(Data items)
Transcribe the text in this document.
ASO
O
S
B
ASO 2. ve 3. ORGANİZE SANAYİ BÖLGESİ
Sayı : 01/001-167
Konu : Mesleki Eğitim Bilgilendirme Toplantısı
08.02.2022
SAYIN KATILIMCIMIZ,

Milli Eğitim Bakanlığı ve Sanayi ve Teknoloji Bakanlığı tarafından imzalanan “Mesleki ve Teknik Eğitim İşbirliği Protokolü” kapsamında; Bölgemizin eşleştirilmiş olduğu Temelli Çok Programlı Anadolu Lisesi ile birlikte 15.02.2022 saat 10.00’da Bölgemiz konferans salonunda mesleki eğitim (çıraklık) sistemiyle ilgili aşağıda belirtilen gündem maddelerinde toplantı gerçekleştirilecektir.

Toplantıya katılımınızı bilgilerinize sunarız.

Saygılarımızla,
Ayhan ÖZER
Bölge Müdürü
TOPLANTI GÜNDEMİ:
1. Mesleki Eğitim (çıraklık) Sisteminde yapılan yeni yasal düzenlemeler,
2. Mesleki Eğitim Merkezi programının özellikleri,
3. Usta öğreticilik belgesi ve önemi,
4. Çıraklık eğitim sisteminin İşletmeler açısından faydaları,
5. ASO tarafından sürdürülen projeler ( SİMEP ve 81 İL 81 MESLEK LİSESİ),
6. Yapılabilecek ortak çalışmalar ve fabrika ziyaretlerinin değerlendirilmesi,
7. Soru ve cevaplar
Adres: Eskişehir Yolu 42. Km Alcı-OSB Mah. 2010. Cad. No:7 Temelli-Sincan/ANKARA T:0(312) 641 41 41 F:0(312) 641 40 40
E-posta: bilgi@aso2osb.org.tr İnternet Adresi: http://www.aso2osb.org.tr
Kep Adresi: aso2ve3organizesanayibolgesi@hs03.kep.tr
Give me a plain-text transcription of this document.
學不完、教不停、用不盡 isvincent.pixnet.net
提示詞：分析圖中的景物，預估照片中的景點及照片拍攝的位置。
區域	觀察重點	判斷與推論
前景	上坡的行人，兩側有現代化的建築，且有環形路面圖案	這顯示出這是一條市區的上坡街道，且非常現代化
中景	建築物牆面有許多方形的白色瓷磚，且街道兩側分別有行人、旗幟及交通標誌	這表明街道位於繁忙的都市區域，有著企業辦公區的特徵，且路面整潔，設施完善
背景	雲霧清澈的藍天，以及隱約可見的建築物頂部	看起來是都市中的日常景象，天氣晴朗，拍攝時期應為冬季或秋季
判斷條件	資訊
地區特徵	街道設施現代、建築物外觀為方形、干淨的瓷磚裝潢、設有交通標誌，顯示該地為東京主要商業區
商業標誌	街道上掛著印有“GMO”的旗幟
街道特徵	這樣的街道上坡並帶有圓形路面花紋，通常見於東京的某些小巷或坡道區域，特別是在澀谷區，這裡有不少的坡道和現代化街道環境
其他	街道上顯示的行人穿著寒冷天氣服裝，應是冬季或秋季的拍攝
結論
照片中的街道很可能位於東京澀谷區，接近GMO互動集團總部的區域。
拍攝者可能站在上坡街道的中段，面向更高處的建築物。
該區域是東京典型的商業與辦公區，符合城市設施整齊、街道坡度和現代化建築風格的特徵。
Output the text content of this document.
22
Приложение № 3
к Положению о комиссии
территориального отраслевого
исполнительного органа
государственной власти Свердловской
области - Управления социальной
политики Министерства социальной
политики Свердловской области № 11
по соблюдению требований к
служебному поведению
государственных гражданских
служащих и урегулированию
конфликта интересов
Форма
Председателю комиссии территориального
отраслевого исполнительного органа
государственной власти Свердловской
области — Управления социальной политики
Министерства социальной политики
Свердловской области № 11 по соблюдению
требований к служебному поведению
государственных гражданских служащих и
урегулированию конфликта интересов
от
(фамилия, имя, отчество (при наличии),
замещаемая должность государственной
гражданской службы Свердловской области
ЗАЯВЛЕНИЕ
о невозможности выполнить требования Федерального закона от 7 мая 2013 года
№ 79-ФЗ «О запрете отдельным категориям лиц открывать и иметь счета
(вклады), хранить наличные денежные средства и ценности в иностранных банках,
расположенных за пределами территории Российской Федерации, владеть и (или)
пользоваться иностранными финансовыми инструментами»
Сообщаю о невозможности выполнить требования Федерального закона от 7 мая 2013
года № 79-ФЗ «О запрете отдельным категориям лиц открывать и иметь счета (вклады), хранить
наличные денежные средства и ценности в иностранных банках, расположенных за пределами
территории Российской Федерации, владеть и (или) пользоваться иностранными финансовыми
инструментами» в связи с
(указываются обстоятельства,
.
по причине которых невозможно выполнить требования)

→ **WHAT NEEDS TO BE DONE**
Copy every line above in which the string "Mesleki" shows up.

→ **RESPONSE TO THE EXERCISE**
Konu : Mesleki Eğitim Bilgilendirme Toplantısı
Milli Eğitim Bakanlığı ve Sanayi ve Teknoloji Bakanlığı tarafından imzalanan “Mesleki ve Teknik Eğitim İşbirliği Protokolü” kapsamında; Bölgemizin eşleştirilmiş olduğu Temelli Çok Programlı Anadolu Lisesi ile birlikte 15.02.2022 saat 10.00’da Bölgemiz konferans salonunda mesleki eğitim (çıraklık) sistemiyle ilgili aşağıda belirtilen gündem maddelerinde toplantı gerçekleştirilecektir.
1. Mesleki Eğitim (çıraklık) Sisteminde yapılan yeni yasal düzenlemeler,
2. Mesleki Eğitim Merkezi programının özellikleri,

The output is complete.